- [PROBLEM TO WORK ON]: Type out the records that follow, exactly as given.

- [PROVIDED MATERIAL]:
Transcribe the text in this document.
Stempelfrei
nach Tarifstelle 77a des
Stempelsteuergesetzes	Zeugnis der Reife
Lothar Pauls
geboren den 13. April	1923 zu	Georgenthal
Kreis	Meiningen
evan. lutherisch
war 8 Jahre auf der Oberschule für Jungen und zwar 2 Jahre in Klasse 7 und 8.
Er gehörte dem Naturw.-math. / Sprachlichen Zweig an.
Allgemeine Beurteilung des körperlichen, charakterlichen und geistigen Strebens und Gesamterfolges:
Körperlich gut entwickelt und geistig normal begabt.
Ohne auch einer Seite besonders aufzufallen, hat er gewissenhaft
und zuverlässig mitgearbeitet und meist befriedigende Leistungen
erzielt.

- [ANSWER TO THE EXERCISE]:
Transcribe the text in this document.
Stempelfrei
nach Tarifstelle 77a des
Stempelsteuergesetzes	Zeugnis der Reife
Lothar Pauls
geboren den 13. April	1923 zu	Georgenthal
Kreis	Meiningen
evan. lutherisch
war 8 Jahre auf der Oberschule für Jungen und zwar 2 Jahre in Klasse 7 und 8.
Er gehörte dem Naturw.-math. / Sprachlichen Zweig an.
Allgemeine Beurteilung des körperlichen, charakterlichen und geistigen Strebens und Gesamterfolges:
Körperlich gut entwickelt und geistig normal begabt.
Ohne auch einer Seite besonders aufzufallen, hat er gewissenhaft
und zuverlässig mitgearbeitet und meist befriedigende Leistungen
erzielt.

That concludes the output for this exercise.